■ TASK BRIEF ■
Copy every line of the material below without changing anything.

(Rows taken from a layout dataset)
■ ■ ■

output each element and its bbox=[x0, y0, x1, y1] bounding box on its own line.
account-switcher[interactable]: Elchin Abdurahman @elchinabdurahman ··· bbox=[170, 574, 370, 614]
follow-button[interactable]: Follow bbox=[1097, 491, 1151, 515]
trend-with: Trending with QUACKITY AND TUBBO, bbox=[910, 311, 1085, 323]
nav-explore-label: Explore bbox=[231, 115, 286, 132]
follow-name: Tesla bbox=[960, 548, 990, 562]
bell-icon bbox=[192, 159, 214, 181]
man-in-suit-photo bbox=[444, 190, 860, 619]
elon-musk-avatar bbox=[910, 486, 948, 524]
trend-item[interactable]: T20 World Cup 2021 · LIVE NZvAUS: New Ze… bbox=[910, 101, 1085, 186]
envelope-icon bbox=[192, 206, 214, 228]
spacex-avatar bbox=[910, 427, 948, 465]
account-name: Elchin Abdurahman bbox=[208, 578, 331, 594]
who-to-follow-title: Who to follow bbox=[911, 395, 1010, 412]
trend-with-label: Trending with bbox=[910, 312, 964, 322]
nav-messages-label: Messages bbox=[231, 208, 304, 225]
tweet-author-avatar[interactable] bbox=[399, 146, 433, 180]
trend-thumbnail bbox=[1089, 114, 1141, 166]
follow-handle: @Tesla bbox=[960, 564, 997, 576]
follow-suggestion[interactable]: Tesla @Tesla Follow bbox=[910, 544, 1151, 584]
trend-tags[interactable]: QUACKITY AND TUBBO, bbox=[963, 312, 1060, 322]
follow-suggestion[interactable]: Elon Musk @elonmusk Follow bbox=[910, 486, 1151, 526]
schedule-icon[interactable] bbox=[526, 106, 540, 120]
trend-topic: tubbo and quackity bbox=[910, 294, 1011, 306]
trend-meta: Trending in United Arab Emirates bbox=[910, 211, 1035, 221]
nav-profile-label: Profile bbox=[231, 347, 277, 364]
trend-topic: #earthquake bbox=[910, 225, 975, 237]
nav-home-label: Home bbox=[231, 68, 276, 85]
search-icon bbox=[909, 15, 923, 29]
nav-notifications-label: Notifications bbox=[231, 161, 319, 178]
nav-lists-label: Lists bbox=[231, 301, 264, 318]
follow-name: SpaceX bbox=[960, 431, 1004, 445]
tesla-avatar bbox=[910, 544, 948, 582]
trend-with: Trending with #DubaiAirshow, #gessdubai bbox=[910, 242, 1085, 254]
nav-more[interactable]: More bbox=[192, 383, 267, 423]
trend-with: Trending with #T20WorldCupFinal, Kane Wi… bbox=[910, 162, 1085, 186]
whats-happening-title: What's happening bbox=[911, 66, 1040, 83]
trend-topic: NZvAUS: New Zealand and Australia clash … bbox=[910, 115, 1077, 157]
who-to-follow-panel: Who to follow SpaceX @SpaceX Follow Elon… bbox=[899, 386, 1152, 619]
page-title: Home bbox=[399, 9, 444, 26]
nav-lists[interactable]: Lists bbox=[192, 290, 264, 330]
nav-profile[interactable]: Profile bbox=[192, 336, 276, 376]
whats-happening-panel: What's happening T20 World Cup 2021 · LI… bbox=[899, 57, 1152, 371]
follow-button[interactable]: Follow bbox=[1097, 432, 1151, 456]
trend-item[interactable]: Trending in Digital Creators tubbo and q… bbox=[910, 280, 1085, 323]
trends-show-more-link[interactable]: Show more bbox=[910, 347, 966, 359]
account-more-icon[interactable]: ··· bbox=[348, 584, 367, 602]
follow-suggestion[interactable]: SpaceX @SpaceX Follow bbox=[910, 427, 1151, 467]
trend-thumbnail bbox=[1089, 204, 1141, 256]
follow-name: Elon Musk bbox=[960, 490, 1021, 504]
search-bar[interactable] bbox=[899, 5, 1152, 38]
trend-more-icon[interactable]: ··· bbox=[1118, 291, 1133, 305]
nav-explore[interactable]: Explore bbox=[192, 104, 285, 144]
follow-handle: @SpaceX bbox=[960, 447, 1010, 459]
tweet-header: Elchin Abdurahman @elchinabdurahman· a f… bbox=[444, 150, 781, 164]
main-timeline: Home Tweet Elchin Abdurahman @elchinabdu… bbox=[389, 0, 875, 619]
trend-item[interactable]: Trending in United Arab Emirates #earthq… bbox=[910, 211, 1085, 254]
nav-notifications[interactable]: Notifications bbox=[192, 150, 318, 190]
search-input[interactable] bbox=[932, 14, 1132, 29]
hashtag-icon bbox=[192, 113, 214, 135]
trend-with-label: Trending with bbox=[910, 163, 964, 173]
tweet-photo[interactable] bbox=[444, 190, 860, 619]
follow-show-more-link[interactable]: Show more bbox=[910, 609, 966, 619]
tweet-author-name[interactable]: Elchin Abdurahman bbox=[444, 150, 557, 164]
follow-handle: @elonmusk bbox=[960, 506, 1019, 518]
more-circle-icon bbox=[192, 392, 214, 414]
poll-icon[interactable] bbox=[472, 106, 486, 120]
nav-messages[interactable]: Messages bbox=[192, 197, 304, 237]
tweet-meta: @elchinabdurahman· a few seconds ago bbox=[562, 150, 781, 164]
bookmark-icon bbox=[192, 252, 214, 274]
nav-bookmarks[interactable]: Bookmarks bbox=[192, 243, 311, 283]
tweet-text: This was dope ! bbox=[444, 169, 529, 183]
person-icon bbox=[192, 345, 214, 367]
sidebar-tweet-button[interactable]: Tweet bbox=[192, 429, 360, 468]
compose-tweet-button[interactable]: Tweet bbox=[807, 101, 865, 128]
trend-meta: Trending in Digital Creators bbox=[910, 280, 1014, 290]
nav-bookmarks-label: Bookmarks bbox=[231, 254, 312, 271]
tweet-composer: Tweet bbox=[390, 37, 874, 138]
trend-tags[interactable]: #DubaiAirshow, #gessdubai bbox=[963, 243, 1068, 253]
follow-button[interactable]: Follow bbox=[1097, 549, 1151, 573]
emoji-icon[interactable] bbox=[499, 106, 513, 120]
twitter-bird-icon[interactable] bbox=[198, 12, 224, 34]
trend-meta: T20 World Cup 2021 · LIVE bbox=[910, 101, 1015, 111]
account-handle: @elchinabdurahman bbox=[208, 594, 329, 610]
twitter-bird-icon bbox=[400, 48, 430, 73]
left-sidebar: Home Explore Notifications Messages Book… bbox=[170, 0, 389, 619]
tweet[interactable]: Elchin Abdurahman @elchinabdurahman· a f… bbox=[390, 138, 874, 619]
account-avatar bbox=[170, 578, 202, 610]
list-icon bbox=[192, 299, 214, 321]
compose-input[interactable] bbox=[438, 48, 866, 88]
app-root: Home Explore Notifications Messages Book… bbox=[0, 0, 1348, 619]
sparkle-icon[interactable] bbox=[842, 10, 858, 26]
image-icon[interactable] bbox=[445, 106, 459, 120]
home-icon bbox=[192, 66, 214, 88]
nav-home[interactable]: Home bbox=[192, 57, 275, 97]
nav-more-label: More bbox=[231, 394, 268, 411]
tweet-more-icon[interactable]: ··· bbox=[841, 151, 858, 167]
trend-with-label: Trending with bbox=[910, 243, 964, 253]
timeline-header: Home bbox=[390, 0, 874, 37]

■ ■ ■

■ EXERCISE SOLUTION ■
output each element and its bbox=[x0, y0, x1, y1] bounding box on its own line.
account-switcher[interactable]: Elchin Abdurahman @elchinabdurahman ··· bbox=[170, 574, 370, 614]
follow-button[interactable]: Follow bbox=[1097, 491, 1151, 515]
trend-with: Trending with QUACKITY AND TUBBO, bbox=[910, 311, 1085, 323]
nav-explore-label: Explore bbox=[231, 115, 286, 132]
follow-name: Tesla bbox=[960, 548, 990, 562]
bell-icon bbox=[192, 159, 214, 181]
man-in-suit-photo bbox=[444, 190, 860, 619]
elon-musk-avatar bbox=[910, 486, 948, 524]
trend-item[interactable]: T20 World Cup 2021 · LIVE NZvAUS: New Ze… bbox=[910, 101, 1085, 186]
envelope-icon bbox=[192, 206, 214, 228]
spacex-avatar bbox=[910, 427, 948, 465]
account-name: Elchin Abdurahman bbox=[208, 578, 331, 594]
who-to-follow-title: Who to follow bbox=[911, 395, 1010, 412]
trend-with-label: Trending with bbox=[910, 312, 964, 322]
nav-messages-label: Messages bbox=[231, 208, 304, 225]
tweet-author-avatar[interactable] bbox=[399, 146, 433, 180]
trend-thumbnail bbox=[1089, 114, 1141, 166]
follow-handle: @Tesla bbox=[960, 564, 997, 576]
follow-suggestion[interactable]: Tesla @Tesla Follow bbox=[910, 544, 1151, 584]
trend-tags[interactable]: QUACKITY AND TUBBO, bbox=[963, 312, 1060, 322]
follow-suggestion[interactable]: Elon Musk @elonmusk Follow bbox=[910, 486, 1151, 526]
schedule-icon[interactable] bbox=[526, 106, 540, 120]
trend-topic: tubbo and quackity bbox=[910, 294, 1011, 306]
trend-meta: Trending in United Arab Emirates bbox=[910, 211, 1035, 221]
nav-profile-label: Profile bbox=[231, 347, 277, 364]
trend-topic: #earthquake bbox=[910, 225, 975, 237]
nav-home-label: Home bbox=[231, 68, 276, 85]
search-icon bbox=[909, 15, 923, 29]
nav-notifications-label: Notifications bbox=[231, 161, 319, 178]
nav-lists-label: Lists bbox=[231, 301, 264, 318]
follow-name: SpaceX bbox=[960, 431, 1004, 445]
tesla-avatar bbox=[910, 544, 948, 582]
trend-with: Trending with #DubaiAirshow, #gessdubai bbox=[910, 242, 1085, 254]
nav-more[interactable]: More bbox=[192, 383, 267, 423]
trend-with: Trending with #T20WorldCupFinal, Kane Wi… bbox=[910, 162, 1085, 186]
whats-happening-title: What's happening bbox=[911, 66, 1040, 83]
trend-topic: NZvAUS: New Zealand and Australia clash … bbox=[910, 115, 1077, 157]
who-to-follow-panel: Who to follow SpaceX @SpaceX Follow Elon… bbox=[899, 386, 1152, 619]
page-title: Home bbox=[399, 9, 444, 26]
nav-lists[interactable]: Lists bbox=[192, 290, 264, 330]
nav-profile[interactable]: Profile bbox=[192, 336, 276, 376]
whats-happening-panel: What's happening T20 World Cup 2021 · LI… bbox=[899, 57, 1152, 371]
follow-button[interactable]: Follow bbox=[1097, 432, 1151, 456]
trend-item[interactable]: Trending in Digital Creators tubbo and q… bbox=[910, 280, 1085, 323]
trends-show-more-link[interactable]: Show more bbox=[910, 347, 966, 359]
account-more-icon[interactable]: ··· bbox=[348, 584, 367, 602]
follow-suggestion[interactable]: SpaceX @SpaceX Follow bbox=[910, 427, 1151, 467]
trend-thumbnail bbox=[1089, 204, 1141, 256]
follow-name: Elon Musk bbox=[960, 490, 1021, 504]
search-bar[interactable] bbox=[899, 5, 1152, 38]
trend-more-icon[interactable]: ··· bbox=[1118, 291, 1133, 305]
nav-explore[interactable]: Explore bbox=[192, 104, 285, 144]
follow-handle: @SpaceX bbox=[960, 447, 1010, 459]
tweet-header: Elchin Abdurahman @elchinabdurahman· a f… bbox=[444, 150, 781, 164]
main-timeline: Home Tweet Elchin Abdurahman @elchinabdu… bbox=[389, 0, 875, 619]
trend-item[interactable]: Trending in United Arab Emirates #earthq… bbox=[910, 211, 1085, 254]
nav-notifications[interactable]: Notifications bbox=[192, 150, 318, 190]
search-input[interactable] bbox=[932, 14, 1132, 29]
hashtag-icon bbox=[192, 113, 214, 135]
trend-with-label: Trending with bbox=[910, 163, 964, 173]
tweet-photo[interactable] bbox=[444, 190, 860, 619]
follow-show-more-link[interactable]: Show more bbox=[910, 609, 966, 619]
tweet-author-name[interactable]: Elchin Abdurahman bbox=[444, 150, 557, 164]
follow-handle: @elonmusk bbox=[960, 506, 1019, 518]
more-circle-icon bbox=[192, 392, 214, 414]
poll-icon[interactable] bbox=[472, 106, 486, 120]
nav-messages[interactable]: Messages bbox=[192, 197, 304, 237]
tweet-meta: @elchinabdurahman· a few seconds ago bbox=[562, 150, 781, 164]
bookmark-icon bbox=[192, 252, 214, 274]
nav-bookmarks[interactable]: Bookmarks bbox=[192, 243, 311, 283]
tweet-text: This was dope ! bbox=[444, 169, 529, 183]
person-icon bbox=[192, 345, 214, 367]
sidebar-tweet-button[interactable]: Tweet bbox=[192, 429, 360, 468]
compose-tweet-button[interactable]: Tweet bbox=[807, 101, 865, 128]
trend-meta: Trending in Digital Creators bbox=[910, 280, 1014, 290]
nav-bookmarks-label: Bookmarks bbox=[231, 254, 312, 271]
tweet-composer: Tweet bbox=[390, 37, 874, 138]
trend-tags[interactable]: #DubaiAirshow, #gessdubai bbox=[963, 243, 1068, 253]
follow-button[interactable]: Follow bbox=[1097, 549, 1151, 573]
emoji-icon[interactable] bbox=[499, 106, 513, 120]
twitter-bird-icon[interactable] bbox=[198, 12, 224, 34]
trend-meta: T20 World Cup 2021 · LIVE bbox=[910, 101, 1015, 111]
account-handle: @elchinabdurahman bbox=[208, 594, 329, 610]
twitter-bird-icon bbox=[400, 48, 430, 73]
left-sidebar: Home Explore Notifications Messages Book… bbox=[170, 0, 389, 619]
tweet[interactable]: Elchin Abdurahman @elchinabdurahman· a f… bbox=[390, 138, 874, 619]
account-avatar bbox=[170, 578, 202, 610]
list-icon bbox=[192, 299, 214, 321]
compose-input[interactable] bbox=[438, 48, 866, 88]
app-root: Home Explore Notifications Messages Book… bbox=[0, 0, 1348, 619]
sparkle-icon[interactable] bbox=[842, 10, 858, 26]
image-icon[interactable] bbox=[445, 106, 459, 120]
home-icon bbox=[192, 66, 214, 88]
nav-home[interactable]: Home bbox=[192, 57, 275, 97]
nav-more-label: More bbox=[231, 394, 268, 411]
tweet-more-icon[interactable]: ··· bbox=[841, 151, 858, 167]
trend-with-label: Trending with bbox=[910, 243, 964, 253]
timeline-header: Home bbox=[390, 0, 874, 37]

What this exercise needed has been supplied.